-- Start --

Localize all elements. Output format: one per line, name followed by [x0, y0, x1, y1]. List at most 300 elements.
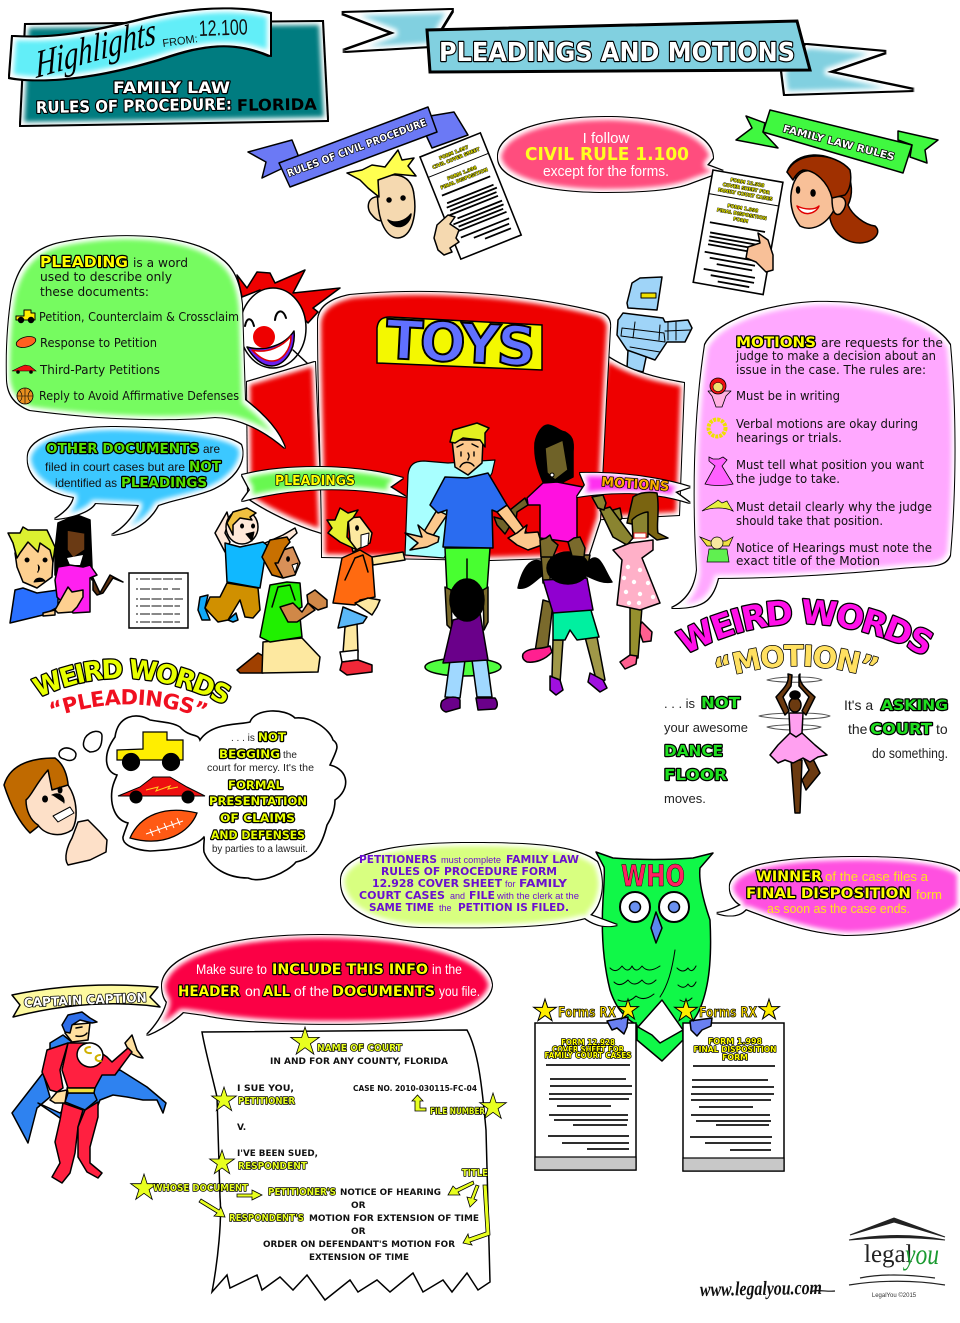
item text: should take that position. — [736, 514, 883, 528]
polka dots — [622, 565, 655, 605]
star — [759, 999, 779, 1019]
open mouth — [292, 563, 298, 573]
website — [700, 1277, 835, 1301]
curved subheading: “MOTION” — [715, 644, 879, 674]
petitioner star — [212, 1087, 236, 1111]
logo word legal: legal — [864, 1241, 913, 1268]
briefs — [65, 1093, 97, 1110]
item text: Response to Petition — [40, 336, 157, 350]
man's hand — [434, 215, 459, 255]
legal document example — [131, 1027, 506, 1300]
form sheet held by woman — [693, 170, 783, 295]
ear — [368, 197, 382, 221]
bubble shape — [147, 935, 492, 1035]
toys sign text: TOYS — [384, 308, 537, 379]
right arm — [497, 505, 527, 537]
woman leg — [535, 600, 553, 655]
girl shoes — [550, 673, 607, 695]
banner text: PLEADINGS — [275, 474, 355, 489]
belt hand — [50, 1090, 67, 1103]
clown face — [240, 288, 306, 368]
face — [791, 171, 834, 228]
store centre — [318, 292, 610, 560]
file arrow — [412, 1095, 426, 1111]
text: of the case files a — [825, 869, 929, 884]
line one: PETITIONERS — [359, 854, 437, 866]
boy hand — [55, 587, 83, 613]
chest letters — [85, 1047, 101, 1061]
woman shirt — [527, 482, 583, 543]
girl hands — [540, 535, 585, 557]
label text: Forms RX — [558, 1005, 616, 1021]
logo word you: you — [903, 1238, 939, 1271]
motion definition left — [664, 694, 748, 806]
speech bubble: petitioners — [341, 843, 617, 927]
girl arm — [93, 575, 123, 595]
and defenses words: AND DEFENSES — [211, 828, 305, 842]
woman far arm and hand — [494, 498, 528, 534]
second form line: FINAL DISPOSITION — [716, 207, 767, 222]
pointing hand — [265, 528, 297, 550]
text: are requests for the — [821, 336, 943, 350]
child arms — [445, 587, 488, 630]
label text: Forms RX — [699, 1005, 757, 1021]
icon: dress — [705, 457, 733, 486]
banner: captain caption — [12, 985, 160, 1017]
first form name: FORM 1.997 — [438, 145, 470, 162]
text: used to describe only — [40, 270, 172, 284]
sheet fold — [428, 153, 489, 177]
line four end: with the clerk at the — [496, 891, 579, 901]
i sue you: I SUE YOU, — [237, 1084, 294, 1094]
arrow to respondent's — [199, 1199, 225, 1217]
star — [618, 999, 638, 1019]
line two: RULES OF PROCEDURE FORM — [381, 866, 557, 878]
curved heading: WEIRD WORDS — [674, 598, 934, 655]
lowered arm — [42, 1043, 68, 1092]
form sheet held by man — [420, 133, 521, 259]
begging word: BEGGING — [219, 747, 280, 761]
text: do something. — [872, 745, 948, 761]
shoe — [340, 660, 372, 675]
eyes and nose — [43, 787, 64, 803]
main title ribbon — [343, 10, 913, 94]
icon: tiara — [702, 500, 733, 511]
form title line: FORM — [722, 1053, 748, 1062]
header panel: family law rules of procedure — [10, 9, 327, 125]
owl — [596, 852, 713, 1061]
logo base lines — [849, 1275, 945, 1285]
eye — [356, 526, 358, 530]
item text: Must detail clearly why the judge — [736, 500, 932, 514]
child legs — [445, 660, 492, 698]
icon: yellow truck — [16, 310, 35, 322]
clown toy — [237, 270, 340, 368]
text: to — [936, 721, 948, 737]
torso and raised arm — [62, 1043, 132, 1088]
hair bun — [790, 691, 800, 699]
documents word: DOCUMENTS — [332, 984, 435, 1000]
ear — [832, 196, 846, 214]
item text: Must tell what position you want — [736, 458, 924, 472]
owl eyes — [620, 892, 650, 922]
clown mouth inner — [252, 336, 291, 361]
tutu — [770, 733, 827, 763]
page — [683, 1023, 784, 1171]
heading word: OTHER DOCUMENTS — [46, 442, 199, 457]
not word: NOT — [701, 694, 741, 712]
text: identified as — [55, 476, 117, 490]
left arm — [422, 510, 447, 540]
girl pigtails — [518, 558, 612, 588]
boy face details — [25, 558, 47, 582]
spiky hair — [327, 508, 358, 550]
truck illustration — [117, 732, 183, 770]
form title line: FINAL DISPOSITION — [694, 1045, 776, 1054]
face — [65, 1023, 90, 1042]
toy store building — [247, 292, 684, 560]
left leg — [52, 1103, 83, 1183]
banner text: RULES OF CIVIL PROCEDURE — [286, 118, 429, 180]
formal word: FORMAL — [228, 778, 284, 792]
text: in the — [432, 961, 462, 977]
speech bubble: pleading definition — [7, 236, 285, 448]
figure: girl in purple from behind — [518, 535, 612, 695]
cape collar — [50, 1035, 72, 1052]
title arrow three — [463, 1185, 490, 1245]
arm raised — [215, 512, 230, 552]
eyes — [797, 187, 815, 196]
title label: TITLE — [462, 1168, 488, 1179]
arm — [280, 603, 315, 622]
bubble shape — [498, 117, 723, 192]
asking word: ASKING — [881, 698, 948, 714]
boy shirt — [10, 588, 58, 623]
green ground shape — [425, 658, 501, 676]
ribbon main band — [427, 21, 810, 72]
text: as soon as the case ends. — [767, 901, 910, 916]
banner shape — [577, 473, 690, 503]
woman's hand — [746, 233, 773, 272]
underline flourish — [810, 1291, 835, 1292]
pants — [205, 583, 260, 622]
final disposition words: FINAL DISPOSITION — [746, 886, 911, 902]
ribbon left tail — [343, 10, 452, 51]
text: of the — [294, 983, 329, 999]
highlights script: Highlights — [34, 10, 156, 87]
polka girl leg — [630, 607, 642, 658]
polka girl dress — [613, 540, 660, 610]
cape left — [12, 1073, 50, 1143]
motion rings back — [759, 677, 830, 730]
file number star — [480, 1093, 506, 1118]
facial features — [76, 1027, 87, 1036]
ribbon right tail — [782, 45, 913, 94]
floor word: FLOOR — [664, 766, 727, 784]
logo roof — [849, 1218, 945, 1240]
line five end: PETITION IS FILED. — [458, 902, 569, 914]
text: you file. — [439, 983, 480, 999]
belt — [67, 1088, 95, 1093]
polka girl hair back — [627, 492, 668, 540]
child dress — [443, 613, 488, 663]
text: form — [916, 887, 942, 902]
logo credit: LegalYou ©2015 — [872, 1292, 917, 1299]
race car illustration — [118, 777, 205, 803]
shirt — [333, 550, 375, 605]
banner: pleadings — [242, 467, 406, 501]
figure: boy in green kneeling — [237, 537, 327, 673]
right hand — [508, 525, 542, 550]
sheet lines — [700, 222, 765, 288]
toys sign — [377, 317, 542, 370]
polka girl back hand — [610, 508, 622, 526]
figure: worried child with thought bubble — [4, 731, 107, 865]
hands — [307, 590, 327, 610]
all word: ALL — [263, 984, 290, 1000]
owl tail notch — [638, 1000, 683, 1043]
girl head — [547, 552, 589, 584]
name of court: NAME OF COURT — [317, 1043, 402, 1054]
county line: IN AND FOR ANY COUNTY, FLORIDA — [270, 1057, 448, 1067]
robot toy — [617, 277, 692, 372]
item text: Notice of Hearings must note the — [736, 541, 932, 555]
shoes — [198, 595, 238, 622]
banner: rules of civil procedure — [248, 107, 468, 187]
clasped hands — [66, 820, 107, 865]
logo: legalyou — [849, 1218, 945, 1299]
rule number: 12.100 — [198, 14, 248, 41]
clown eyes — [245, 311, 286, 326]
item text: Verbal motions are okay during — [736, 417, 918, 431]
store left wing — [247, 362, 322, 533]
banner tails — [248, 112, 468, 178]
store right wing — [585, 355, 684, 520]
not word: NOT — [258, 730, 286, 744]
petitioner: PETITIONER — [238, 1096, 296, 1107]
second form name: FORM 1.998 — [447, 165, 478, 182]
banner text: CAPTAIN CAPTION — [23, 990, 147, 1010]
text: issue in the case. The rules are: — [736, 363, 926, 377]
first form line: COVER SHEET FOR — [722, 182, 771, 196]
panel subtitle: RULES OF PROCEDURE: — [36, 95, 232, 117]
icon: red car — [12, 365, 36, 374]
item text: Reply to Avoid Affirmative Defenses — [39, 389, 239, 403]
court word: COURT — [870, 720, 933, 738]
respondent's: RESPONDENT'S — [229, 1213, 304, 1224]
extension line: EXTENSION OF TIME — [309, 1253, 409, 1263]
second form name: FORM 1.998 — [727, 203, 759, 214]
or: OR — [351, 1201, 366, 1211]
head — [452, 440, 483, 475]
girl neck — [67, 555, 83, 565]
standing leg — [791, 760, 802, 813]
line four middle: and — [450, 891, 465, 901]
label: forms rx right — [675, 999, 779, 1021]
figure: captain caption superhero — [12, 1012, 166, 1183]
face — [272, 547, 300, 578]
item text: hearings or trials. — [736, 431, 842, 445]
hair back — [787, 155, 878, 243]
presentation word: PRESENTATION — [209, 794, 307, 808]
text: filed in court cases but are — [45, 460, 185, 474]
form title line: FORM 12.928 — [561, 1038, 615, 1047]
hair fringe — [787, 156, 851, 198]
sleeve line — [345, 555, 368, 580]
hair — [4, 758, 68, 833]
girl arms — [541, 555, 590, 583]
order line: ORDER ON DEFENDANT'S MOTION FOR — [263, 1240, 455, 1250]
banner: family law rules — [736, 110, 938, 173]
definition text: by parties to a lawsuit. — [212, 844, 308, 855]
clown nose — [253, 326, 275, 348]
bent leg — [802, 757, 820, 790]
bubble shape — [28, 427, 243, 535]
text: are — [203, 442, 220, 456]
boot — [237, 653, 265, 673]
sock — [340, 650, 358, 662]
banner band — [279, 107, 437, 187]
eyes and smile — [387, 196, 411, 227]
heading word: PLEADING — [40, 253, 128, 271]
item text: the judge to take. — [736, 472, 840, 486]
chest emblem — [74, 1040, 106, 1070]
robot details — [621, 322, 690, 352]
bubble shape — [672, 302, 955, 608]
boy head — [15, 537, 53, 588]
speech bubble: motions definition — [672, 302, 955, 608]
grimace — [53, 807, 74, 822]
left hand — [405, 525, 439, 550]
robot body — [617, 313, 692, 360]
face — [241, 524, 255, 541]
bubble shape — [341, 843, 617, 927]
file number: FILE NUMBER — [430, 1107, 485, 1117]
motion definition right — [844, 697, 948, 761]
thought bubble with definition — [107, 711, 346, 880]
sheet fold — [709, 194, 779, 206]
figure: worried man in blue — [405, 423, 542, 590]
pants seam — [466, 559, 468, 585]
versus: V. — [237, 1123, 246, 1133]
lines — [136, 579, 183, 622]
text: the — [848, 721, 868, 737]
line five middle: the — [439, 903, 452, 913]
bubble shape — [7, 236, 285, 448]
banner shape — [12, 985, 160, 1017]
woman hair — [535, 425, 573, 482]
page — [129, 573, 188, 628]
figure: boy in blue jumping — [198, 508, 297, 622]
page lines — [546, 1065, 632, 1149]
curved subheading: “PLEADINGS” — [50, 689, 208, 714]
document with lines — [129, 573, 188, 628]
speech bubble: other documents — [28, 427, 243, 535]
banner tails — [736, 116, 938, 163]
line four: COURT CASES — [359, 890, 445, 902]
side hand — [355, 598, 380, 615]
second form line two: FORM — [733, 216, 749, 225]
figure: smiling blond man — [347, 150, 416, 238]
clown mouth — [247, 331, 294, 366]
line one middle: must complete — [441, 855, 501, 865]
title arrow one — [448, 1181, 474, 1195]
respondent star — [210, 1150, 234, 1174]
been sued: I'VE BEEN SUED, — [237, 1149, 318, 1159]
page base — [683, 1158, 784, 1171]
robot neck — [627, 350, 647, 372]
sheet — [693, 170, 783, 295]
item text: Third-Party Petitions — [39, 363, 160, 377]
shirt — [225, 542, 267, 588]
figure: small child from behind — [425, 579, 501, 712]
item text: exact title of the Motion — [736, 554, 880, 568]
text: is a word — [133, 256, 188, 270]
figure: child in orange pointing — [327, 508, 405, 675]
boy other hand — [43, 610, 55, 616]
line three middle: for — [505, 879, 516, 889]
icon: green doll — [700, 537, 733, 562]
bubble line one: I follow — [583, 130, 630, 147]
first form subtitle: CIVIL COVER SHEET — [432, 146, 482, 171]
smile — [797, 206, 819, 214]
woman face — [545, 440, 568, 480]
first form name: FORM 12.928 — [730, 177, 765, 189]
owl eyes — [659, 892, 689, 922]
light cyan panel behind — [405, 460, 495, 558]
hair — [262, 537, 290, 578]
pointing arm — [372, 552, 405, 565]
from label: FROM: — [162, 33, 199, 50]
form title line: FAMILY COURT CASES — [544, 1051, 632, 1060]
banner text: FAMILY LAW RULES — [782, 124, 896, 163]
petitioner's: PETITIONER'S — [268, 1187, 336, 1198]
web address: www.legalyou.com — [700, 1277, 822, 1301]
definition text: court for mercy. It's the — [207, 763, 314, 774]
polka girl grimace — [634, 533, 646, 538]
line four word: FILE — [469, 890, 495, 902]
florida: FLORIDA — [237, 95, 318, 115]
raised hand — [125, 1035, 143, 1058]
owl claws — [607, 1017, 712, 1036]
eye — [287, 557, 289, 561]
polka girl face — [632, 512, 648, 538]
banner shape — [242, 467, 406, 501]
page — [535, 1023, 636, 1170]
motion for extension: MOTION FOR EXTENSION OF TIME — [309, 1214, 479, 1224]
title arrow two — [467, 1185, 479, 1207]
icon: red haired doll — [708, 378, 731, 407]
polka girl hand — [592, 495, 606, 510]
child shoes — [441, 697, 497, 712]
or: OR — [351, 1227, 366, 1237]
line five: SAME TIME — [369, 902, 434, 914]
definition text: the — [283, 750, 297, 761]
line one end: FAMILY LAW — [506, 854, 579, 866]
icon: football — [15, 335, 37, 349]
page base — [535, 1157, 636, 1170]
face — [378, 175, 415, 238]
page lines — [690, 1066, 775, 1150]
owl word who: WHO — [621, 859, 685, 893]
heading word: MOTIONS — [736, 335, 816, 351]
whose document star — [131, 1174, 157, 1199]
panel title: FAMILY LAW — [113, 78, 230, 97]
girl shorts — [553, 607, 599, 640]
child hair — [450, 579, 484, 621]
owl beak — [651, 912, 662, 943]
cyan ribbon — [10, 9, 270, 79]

-- End --

Recast the stretch of lines from the one containing "item text: should" through the one containing "face — [791, 171, 834, 228]" as a numbered list, leaving out any blank lines.

1. item text: should take that position. — [736, 514, 883, 528]
2. polka dots — [622, 565, 655, 605]
3. star — [759, 999, 779, 1019]
4. open mouth — [292, 563, 298, 573]
5. website — [700, 1277, 835, 1301]
6. curved subheading: “MOTION” — [715, 644, 879, 674]
7. petitioner star — [212, 1087, 236, 1111]
8. logo word legal: legal — [864, 1241, 913, 1268]
9. briefs — [65, 1093, 97, 1110]
10. item text: Response to Petition — [40, 336, 157, 350]
11. man's hand — [434, 215, 459, 255]
12. legal document example — [131, 1027, 506, 1300]
13. form sheet held by woman — [693, 170, 783, 295]
14. ear — [368, 197, 382, 221]
15. bubble shape — [147, 935, 492, 1035]
16. toys sign text: TOYS — [384, 308, 537, 379]
17. right arm — [497, 505, 527, 537]
18. woman leg — [535, 600, 553, 655]
19. girl shoes — [550, 673, 607, 695]
20. banner text: PLEADINGS — [275, 474, 355, 489]
21. belt hand — [50, 1090, 67, 1103]
22. clown face — [240, 288, 306, 368]
23. face — [791, 171, 834, 228]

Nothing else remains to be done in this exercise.